§ EXERCISE
Go through the records and extract every line with the word "toward".

============================================================

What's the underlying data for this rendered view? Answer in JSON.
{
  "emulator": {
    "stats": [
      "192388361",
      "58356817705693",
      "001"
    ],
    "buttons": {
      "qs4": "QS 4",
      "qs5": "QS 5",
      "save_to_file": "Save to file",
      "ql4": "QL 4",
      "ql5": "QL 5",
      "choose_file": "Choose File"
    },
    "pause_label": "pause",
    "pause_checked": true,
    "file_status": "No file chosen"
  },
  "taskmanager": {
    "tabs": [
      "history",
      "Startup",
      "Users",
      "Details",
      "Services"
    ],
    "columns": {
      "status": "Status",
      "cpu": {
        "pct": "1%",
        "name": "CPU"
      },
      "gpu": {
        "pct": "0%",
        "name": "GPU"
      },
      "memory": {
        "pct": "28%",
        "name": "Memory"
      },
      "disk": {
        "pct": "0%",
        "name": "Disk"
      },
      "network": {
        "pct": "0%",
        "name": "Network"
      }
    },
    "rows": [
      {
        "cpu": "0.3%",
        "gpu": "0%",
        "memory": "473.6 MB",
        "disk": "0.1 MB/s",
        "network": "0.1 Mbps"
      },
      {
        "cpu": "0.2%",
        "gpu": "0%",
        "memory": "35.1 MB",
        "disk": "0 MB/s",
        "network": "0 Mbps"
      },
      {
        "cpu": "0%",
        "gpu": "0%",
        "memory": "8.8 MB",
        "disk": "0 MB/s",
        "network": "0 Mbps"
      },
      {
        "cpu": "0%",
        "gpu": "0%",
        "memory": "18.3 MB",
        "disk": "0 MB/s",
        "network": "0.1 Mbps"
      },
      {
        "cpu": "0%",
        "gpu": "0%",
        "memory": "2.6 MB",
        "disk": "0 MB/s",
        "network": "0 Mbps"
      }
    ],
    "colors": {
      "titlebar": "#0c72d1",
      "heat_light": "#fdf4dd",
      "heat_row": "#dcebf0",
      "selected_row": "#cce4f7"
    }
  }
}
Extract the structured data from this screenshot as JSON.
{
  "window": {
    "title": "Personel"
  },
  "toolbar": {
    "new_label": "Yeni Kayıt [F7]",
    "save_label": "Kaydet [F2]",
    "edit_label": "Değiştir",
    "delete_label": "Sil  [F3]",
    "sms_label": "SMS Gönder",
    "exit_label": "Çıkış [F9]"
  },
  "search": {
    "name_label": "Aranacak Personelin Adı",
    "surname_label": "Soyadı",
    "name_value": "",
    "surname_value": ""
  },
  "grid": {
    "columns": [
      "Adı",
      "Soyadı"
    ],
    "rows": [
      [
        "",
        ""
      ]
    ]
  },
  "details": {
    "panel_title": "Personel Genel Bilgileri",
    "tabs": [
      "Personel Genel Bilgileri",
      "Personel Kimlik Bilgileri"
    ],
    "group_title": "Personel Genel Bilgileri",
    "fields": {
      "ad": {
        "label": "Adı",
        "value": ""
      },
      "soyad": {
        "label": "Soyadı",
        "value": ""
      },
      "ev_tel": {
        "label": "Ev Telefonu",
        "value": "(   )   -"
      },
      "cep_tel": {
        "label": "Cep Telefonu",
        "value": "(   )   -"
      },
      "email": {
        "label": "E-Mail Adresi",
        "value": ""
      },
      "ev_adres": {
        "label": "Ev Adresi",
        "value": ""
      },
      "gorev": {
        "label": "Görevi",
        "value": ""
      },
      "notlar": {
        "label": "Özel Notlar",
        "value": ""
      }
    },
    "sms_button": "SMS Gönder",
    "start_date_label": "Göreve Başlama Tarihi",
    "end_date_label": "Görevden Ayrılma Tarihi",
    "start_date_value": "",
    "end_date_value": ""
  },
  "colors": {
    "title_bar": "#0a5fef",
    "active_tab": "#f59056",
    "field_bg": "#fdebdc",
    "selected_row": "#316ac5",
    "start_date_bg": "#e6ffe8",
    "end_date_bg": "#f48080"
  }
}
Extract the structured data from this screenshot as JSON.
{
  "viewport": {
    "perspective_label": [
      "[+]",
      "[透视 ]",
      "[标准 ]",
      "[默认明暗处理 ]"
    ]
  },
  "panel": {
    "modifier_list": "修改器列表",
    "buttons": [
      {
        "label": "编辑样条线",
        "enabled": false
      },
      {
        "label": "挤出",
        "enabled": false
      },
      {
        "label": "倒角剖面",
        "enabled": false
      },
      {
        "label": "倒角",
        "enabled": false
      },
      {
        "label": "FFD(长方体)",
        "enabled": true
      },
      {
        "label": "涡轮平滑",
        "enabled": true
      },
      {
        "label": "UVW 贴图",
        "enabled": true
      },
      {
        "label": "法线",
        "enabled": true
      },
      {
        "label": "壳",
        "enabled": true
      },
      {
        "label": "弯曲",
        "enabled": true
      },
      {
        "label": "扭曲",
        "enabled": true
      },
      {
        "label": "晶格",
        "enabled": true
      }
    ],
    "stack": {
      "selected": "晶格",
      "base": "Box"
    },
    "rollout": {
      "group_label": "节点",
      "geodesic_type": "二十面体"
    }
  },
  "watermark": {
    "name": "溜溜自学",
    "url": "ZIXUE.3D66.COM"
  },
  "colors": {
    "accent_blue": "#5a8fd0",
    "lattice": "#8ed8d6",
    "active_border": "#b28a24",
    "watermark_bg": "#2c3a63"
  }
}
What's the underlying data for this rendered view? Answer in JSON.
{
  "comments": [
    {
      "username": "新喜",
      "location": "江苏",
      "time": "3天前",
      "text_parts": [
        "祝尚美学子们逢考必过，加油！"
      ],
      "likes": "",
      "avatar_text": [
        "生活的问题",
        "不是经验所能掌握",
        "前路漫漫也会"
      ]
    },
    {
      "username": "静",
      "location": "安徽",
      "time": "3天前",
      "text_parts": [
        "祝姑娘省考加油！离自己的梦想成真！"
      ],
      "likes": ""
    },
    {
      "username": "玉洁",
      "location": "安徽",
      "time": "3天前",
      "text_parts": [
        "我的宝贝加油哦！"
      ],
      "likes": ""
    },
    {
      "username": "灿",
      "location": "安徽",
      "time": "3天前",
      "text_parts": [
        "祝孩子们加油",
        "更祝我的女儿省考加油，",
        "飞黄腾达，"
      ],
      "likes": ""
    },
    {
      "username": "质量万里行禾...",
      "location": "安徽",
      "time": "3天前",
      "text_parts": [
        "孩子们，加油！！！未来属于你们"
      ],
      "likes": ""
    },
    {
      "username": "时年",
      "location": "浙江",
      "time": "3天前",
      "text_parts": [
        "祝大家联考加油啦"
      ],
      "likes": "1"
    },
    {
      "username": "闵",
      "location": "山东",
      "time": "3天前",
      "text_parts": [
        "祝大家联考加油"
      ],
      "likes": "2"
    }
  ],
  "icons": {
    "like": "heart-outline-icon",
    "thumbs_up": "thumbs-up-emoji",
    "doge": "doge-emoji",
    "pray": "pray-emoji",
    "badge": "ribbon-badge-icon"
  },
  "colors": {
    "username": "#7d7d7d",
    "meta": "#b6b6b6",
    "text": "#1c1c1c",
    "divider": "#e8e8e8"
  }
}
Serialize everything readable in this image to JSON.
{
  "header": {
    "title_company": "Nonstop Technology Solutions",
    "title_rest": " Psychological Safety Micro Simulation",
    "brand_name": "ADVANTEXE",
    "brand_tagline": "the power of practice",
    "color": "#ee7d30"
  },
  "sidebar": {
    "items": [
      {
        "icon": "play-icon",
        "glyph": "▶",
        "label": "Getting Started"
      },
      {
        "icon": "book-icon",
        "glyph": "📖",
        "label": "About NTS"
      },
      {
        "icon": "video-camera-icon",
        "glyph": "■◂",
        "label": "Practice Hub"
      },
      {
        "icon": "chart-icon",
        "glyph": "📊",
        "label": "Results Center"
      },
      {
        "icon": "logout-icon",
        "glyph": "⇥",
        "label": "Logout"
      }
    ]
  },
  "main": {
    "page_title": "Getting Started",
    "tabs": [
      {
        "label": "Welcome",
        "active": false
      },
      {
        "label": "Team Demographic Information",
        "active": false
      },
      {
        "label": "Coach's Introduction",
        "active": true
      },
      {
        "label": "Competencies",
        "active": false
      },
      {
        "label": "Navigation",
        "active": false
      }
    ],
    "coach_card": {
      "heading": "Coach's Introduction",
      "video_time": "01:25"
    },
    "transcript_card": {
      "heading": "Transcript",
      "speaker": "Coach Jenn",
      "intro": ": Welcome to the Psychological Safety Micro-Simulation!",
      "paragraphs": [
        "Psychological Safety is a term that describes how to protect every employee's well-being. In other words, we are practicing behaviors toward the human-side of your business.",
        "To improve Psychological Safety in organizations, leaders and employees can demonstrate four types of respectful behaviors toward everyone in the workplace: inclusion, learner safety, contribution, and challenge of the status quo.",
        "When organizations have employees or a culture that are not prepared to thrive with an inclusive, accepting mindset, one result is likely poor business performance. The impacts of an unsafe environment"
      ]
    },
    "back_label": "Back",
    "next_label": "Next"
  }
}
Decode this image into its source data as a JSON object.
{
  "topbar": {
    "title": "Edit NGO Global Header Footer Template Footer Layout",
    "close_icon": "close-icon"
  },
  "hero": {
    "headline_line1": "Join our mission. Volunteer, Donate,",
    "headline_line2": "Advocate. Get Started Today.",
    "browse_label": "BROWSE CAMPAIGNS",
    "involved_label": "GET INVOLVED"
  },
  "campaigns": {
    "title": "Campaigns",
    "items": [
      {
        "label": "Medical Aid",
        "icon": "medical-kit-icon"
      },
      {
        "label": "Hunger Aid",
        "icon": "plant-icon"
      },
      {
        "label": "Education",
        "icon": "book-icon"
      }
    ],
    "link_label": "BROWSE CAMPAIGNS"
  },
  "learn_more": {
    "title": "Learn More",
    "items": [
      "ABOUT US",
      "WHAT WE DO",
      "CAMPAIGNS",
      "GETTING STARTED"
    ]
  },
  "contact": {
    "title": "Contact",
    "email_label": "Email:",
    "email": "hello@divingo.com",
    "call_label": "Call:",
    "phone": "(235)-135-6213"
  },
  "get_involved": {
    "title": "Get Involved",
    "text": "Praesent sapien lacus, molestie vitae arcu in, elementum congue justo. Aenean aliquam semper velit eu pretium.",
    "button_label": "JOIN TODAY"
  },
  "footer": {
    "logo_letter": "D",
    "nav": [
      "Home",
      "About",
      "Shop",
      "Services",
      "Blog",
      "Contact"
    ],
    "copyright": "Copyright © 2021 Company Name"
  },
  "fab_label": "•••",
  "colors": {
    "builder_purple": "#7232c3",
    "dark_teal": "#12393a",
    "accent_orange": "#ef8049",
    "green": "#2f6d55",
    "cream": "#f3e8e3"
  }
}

============================================================

§ RESULT OF THE EXERCISE
        "Psychological Safety is a term that describes how to protect every employee's well-being. In other words, we are practicing behaviors toward the human-side of your business.",
        "To improve Psychological Safety in organizations, leaders and employees can demonstrate four types of respectful behaviors toward everyone in the workplace: inclusion, learner safety, contribution, and challenge of the status quo.",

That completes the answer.